TEXT SECTION

┄┄┄┄┄┄┄┄┄┄┄┄┄┄┄┄┄┄┄┄

Credit LineMuseum Purchase
Object number1993.305.6
DescriptionA depiction of several farm buildings set on a rise of ground, the ground and surrounding trees painted a bluish-green. A 2 1/2-story, L-, or T-shaped building at far left appears to be the family's house. A large barn appears near center. A third large building appears in the distance to the right of the barn. All buildings have red roofs. The wing on the first building is bluish white; the gable end of the first building is greenish-ochre; the gable end of the barn is bluish-white; the top half of the long wall of the barn is ochre; the distant building walls bear no watercolor. Centered above the farmscape are a name and a date, written in fraktur-style lettering and bracketed top and bottom by floral sprays.

The 15/16-inch stained, splayed frame with half-round sight edge is a modern replacement.

Label TextA former owner believes this little scene depicts a farm off the Furnace Road running out of Winfield (Union County), Pennsylvania, an area still occupied by Riehl family members today. Whether Augustus Riehl was the artist, the farm owner, or both is unknown.

┄┄┄┄┄┄┄┄┄┄┄┄┄┄┄┄┄┄┄┄

DATA RECORDS
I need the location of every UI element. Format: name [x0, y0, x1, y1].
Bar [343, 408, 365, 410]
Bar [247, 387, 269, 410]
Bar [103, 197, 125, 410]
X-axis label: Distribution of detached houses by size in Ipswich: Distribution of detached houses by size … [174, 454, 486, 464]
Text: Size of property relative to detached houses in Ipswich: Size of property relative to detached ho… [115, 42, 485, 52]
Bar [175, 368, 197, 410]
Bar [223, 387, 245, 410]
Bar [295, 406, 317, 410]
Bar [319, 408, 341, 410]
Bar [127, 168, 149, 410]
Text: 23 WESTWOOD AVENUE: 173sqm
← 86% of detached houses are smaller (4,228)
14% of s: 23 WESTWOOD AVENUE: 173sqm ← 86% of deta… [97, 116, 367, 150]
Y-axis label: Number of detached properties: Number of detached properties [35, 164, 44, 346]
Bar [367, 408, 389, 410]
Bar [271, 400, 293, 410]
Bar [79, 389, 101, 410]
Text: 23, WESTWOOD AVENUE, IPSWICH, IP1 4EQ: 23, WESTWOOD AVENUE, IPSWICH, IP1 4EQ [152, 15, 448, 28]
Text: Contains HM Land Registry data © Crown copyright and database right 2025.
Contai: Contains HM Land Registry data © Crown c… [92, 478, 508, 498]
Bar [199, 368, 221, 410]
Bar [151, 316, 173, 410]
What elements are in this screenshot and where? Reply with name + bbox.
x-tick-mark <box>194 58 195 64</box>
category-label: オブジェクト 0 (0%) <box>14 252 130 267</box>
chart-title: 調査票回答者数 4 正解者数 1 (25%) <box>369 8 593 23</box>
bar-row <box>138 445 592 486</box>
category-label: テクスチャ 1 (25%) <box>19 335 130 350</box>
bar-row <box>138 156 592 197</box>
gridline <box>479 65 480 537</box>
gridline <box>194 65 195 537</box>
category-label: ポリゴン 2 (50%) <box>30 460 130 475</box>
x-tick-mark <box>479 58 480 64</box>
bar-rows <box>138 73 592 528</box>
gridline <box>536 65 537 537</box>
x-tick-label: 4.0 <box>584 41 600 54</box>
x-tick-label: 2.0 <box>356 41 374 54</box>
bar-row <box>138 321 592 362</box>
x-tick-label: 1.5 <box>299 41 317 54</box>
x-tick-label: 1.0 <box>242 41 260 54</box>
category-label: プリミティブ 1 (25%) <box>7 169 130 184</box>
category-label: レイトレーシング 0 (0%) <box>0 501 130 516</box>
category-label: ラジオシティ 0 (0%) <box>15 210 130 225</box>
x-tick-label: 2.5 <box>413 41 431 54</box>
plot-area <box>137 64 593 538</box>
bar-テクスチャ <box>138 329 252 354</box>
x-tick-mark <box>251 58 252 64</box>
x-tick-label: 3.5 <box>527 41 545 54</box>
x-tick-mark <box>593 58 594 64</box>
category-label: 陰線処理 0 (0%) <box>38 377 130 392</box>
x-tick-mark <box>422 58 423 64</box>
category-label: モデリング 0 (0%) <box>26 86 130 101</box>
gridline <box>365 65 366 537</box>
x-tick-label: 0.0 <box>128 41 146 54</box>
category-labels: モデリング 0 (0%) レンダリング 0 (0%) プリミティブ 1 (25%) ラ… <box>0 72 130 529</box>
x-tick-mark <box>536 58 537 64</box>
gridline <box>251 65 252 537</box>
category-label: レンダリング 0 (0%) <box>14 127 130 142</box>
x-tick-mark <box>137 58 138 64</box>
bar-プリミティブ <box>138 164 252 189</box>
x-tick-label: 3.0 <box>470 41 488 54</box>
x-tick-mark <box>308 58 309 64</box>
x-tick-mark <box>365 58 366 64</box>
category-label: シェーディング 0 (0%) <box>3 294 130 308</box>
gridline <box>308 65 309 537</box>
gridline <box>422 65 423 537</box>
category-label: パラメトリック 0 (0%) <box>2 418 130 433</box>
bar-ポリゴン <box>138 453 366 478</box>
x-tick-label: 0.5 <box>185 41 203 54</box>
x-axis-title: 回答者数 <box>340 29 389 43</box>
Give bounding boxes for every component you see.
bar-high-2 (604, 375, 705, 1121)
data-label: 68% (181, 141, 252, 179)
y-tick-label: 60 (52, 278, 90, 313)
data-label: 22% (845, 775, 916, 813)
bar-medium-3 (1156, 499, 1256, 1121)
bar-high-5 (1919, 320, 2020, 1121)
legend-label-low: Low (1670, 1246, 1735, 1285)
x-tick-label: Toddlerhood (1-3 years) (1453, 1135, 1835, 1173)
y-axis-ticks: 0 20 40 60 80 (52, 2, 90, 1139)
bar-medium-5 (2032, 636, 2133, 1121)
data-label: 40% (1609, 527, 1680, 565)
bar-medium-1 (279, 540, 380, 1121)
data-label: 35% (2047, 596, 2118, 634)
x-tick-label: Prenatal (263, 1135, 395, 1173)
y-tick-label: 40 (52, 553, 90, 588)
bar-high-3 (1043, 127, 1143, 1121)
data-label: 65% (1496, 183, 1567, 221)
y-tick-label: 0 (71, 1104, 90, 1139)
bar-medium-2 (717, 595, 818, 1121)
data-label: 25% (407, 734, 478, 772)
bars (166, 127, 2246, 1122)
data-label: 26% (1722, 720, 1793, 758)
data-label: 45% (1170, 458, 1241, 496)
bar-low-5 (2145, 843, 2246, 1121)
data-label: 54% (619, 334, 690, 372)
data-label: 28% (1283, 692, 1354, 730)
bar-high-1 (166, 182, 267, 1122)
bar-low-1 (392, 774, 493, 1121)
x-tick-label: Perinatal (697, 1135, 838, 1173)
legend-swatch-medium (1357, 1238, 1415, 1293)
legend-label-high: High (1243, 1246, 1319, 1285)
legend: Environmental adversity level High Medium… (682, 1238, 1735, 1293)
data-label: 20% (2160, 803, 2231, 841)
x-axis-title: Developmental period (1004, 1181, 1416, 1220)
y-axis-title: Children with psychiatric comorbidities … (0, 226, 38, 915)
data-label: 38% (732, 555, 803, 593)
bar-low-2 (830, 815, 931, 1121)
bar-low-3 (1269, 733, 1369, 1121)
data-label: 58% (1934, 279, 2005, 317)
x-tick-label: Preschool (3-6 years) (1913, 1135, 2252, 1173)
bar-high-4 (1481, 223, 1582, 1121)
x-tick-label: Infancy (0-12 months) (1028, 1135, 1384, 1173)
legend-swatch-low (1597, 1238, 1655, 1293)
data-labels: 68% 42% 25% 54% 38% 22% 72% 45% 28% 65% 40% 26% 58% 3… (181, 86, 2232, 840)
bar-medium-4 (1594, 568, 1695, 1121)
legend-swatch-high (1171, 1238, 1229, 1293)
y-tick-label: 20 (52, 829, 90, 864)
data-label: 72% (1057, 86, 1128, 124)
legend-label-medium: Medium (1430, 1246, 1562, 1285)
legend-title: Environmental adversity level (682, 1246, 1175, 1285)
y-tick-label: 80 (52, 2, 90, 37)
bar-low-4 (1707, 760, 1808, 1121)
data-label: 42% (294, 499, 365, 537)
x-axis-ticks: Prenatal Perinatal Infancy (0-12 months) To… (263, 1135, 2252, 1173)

┄┄┄┄┄┄┄┄┄┄┄┄┄┄┄┄┄┄┄┄

APPLY WHAT YOU READ
a – In the museum entry on the farm watercolor, what color are the roofs of all the buildings?
b – Continue the museum entry on the farm watercolor from its final sentence.

ANSWER LIST
a – All the buildings have red roofs.

b –
Pennsylvania Germans are better known for illuminated manuscripts and fanciful, stylized renderings of birds and flowers derived from a traditional folk idiom. This tidy, typical farm in its rural setting is at once more personal and more unusual. The large size of the barn and its proximity to the house underline the importance of farming and animal husbandry in most German-speaking communities in America.
InscribedInscribed at center top in dark brown ink in fraktur-style lettering is "Augustus Riehl. 1845."
On the dust cover on the back, written in brown ink in script over the righthand frame member, is "near Winfield".
ProvenanceFound in a used book store in the Kauffman Library, Sunbury, Pa.; purchased by Mary George Sowers; to her husband's first cousin, Jack K. Hetrick, who was AARFAM's source.